INSTRUCTION: Write the material out again exactly as it stands.

DATA ROWS:
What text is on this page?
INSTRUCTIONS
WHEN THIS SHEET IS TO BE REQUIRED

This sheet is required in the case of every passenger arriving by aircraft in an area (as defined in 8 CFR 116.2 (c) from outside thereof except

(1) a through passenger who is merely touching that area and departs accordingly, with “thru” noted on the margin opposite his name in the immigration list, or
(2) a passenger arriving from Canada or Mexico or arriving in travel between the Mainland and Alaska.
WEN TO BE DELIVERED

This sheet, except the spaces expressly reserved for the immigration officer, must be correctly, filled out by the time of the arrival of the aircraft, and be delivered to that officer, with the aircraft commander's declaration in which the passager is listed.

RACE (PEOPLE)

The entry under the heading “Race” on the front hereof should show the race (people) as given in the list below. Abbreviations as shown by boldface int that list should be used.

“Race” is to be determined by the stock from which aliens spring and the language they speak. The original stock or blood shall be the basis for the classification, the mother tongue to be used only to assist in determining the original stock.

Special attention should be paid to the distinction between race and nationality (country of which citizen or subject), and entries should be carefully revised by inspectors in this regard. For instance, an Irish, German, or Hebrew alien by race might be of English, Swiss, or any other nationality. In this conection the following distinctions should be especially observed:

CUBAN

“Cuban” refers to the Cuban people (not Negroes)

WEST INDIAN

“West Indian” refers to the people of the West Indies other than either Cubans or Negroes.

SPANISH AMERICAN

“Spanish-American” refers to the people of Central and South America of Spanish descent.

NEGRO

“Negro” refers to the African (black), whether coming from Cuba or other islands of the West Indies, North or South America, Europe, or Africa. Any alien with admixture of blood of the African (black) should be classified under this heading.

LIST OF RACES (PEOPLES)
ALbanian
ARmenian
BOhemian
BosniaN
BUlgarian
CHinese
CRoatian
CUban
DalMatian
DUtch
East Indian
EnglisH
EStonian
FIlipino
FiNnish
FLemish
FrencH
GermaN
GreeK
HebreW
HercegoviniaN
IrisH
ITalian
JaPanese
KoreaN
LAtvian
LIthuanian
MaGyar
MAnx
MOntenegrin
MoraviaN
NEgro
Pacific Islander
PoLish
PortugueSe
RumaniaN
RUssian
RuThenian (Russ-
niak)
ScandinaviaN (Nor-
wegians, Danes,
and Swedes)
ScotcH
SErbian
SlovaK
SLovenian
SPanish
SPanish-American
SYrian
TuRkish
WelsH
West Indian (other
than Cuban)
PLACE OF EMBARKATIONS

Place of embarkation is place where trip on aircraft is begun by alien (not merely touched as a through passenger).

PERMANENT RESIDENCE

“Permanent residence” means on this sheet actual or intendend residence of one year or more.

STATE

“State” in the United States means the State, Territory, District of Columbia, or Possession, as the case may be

REPLY TO THE TASK:
What text is on this page?
INSTRUCTIONS
WHEN THIS SHEET IS TO BE REQUIRED

This sheet is required in the case of every passenger arriving by aircraft in an area (as defined in 8 CFR 116.2 (c) from outside thereof except

(1) a through passenger who is merely touching that area and departs accordingly, with “thru” noted on the margin opposite his name in the immigration list, or
(2) a passenger arriving from Canada or Mexico or arriving in travel between the Mainland and Alaska.
WEN TO BE DELIVERED

This sheet, except the spaces expressly reserved for the immigration officer, must be correctly, filled out by the time of the arrival of the aircraft, and be delivered to that officer, with the aircraft commander's declaration in which the passager is listed.

RACE (PEOPLE)

The entry under the heading “Race” on the front hereof should show the race (people) as given in the list below. Abbreviations as shown by boldface int that list should be used.

“Race” is to be determined by the stock from which aliens spring and the language they speak. The original stock or blood shall be the basis for the classification, the mother tongue to be used only to assist in determining the original stock.

Special attention should be paid to the distinction between race and nationality (country of which citizen or subject), and entries should be carefully revised by inspectors in this regard. For instance, an Irish, German, or Hebrew alien by race might be of English, Swiss, or any other nationality. In this conection the following distinctions should be especially observed:

CUBAN

“Cuban” refers to the Cuban people (not Negroes)

WEST INDIAN

“West Indian” refers to the people of the West Indies other than either Cubans or Negroes.

SPANISH AMERICAN

“Spanish-American” refers to the people of Central and South America of Spanish descent.

NEGRO

“Negro” refers to the African (black), whether coming from Cuba or other islands of the West Indies, North or South America, Europe, or Africa. Any alien with admixture of blood of the African (black) should be classified under this heading.

LIST OF RACES (PEOPLES)
ALbanian
ARmenian
BOhemian
BosniaN
BUlgarian
CHinese
CRoatian
CUban
DalMatian
DUtch
East Indian
EnglisH
EStonian
FIlipino
FiNnish
FLemish
FrencH
GermaN
GreeK
HebreW
HercegoviniaN
IrisH
ITalian
JaPanese
KoreaN
LAtvian
LIthuanian
MaGyar
MAnx
MOntenegrin
MoraviaN
NEgro
Pacific Islander
PoLish
PortugueSe
RumaniaN
RUssian
RuThenian (Russ-
niak)
ScandinaviaN (Nor-
wegians, Danes,
and Swedes)
ScotcH
SErbian
SlovaK
SLovenian
SPanish
SPanish-American
SYrian
TuRkish
WelsH
West Indian (other
than Cuban)
PLACE OF EMBARKATIONS

Place of embarkation is place where trip on aircraft is begun by alien (not merely touched as a through passenger).

PERMANENT RESIDENCE

“Permanent residence” means on this sheet actual or intendend residence of one year or more.

STATE

“State” in the United States means the State, Territory, District of Columbia, or Possession, as the case may be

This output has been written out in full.